Stored data
────────────────────
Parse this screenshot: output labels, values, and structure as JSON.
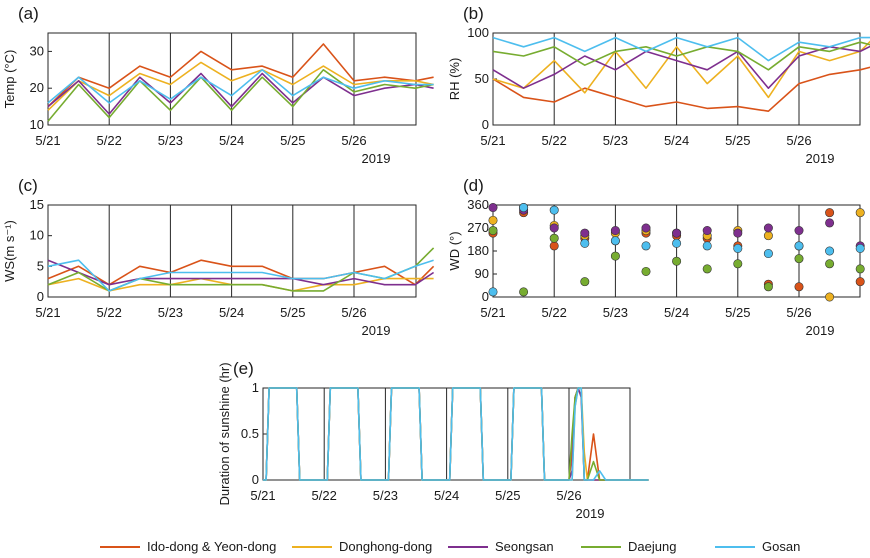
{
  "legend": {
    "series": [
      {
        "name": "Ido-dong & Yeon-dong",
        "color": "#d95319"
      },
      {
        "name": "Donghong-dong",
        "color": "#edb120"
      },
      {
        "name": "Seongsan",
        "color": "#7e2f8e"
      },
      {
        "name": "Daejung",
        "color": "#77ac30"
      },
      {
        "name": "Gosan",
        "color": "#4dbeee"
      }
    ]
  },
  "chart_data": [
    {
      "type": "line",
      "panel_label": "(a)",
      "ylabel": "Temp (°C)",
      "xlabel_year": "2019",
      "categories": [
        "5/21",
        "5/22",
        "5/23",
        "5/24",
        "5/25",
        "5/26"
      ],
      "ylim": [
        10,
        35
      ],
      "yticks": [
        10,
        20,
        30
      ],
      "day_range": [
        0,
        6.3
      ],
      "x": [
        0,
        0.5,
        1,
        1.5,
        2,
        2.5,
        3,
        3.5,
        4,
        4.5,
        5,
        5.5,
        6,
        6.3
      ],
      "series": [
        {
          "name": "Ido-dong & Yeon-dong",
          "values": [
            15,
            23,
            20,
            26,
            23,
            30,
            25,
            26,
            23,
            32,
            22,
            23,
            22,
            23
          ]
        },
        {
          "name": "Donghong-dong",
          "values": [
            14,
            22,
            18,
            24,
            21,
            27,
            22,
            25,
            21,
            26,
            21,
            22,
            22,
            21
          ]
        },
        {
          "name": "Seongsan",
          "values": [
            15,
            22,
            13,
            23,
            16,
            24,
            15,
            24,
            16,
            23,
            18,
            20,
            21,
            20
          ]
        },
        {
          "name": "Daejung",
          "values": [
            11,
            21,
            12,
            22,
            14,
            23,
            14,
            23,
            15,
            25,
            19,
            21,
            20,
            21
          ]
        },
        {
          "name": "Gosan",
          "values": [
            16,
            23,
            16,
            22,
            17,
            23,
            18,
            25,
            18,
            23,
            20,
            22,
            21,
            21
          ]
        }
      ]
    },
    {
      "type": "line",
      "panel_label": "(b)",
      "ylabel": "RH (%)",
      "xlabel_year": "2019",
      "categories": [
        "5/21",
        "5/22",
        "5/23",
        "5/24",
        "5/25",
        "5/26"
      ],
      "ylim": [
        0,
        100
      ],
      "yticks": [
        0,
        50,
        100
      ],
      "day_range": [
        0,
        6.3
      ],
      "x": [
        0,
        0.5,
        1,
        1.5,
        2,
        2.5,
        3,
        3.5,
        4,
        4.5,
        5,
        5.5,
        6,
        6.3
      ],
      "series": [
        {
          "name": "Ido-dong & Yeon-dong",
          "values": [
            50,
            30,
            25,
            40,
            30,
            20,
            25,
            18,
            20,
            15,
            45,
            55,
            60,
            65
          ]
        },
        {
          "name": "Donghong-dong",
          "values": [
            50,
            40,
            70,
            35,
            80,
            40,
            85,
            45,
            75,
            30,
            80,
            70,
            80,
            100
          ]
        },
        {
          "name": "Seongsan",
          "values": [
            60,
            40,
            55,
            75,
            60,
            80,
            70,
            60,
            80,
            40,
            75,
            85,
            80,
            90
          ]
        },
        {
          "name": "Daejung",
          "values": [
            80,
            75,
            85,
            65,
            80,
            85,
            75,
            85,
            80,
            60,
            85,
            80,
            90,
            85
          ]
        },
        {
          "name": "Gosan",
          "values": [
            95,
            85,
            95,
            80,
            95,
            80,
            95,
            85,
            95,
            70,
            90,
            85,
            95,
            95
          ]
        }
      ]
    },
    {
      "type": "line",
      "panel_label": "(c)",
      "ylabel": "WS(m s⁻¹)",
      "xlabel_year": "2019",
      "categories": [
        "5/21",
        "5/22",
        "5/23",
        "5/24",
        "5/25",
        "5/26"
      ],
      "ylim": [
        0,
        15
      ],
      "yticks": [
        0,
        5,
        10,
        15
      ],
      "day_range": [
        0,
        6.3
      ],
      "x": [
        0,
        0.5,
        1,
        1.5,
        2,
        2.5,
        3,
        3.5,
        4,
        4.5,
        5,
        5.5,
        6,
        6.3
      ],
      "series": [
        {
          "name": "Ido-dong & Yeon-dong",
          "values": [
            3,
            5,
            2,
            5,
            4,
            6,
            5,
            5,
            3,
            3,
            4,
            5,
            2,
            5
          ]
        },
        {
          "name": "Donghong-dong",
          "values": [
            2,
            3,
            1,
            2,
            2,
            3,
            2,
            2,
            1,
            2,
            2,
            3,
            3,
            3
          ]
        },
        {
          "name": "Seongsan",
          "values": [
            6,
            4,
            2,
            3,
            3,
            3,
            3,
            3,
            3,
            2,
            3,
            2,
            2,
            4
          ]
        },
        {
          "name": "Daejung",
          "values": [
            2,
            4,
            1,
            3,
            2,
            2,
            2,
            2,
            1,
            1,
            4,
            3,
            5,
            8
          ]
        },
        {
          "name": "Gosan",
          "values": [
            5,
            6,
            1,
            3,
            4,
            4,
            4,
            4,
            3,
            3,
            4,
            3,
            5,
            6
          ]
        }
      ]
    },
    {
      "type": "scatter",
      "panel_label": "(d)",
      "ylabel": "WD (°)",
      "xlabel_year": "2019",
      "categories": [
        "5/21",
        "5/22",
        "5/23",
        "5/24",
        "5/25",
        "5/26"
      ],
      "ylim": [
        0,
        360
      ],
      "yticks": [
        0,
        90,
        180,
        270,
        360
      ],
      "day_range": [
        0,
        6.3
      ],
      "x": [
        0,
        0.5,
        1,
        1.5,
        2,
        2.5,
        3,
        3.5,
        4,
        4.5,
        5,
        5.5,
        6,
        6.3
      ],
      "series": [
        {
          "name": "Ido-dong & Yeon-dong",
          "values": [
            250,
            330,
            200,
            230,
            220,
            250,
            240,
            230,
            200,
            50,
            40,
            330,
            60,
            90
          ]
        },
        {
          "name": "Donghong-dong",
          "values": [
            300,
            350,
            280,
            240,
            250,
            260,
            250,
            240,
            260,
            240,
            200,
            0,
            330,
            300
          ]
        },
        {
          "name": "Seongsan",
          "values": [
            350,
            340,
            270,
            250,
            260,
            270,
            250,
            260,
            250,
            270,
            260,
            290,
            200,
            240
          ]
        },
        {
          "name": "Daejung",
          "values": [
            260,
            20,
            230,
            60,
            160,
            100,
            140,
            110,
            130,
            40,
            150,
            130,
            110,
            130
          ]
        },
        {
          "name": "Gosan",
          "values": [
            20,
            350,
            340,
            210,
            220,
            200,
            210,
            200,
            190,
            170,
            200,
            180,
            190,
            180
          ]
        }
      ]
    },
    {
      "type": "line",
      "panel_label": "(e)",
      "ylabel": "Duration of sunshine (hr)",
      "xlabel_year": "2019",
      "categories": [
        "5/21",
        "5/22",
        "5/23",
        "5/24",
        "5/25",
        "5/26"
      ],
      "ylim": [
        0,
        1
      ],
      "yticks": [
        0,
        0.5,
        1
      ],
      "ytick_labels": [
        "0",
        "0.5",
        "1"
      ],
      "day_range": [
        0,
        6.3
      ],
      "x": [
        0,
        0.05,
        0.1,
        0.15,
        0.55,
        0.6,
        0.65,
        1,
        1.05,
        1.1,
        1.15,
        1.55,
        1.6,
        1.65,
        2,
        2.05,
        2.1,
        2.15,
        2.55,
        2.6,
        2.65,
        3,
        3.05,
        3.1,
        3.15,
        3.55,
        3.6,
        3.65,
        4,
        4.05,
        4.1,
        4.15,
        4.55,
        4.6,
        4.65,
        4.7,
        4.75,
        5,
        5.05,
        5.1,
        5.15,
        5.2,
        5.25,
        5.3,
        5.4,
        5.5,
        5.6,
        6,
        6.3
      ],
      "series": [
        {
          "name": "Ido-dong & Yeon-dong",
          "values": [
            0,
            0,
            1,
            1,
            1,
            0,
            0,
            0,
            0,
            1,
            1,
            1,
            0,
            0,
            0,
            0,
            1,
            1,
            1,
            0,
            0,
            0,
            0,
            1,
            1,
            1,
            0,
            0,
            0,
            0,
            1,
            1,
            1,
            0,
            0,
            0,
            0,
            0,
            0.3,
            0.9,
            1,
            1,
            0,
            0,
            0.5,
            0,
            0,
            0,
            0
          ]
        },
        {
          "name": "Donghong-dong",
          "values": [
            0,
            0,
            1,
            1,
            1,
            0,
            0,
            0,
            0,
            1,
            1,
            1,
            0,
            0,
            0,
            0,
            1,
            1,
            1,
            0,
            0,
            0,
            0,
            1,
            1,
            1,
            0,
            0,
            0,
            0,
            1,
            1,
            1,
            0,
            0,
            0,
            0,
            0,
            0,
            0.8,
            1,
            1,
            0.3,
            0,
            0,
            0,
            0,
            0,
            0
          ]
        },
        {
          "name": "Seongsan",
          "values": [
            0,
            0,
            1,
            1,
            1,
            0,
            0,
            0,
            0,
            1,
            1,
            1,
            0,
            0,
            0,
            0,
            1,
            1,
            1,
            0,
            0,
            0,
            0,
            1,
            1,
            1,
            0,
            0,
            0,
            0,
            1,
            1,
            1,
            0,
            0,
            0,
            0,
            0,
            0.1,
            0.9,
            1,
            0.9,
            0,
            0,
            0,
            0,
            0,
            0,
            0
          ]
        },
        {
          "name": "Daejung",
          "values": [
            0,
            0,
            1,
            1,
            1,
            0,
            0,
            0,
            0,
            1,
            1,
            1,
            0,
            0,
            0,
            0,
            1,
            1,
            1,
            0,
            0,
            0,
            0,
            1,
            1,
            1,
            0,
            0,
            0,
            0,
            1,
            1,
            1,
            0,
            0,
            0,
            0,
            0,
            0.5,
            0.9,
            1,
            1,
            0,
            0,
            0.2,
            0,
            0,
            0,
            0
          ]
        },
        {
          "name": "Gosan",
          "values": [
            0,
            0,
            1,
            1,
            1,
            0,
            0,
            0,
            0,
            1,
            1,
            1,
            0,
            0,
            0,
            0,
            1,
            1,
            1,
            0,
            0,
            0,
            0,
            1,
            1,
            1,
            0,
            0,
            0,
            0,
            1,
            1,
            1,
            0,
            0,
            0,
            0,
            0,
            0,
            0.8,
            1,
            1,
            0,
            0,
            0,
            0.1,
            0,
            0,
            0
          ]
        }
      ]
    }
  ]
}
────────────────────
* **Stated problem**
Go through the lines above. Select every one that has the string "color".

* **Output of the task**
        "color": "#d95319"
        "color": "#edb120"
        "color": "#7e2f8e"
        "color": "#77ac30"
        "color": "#4dbeee"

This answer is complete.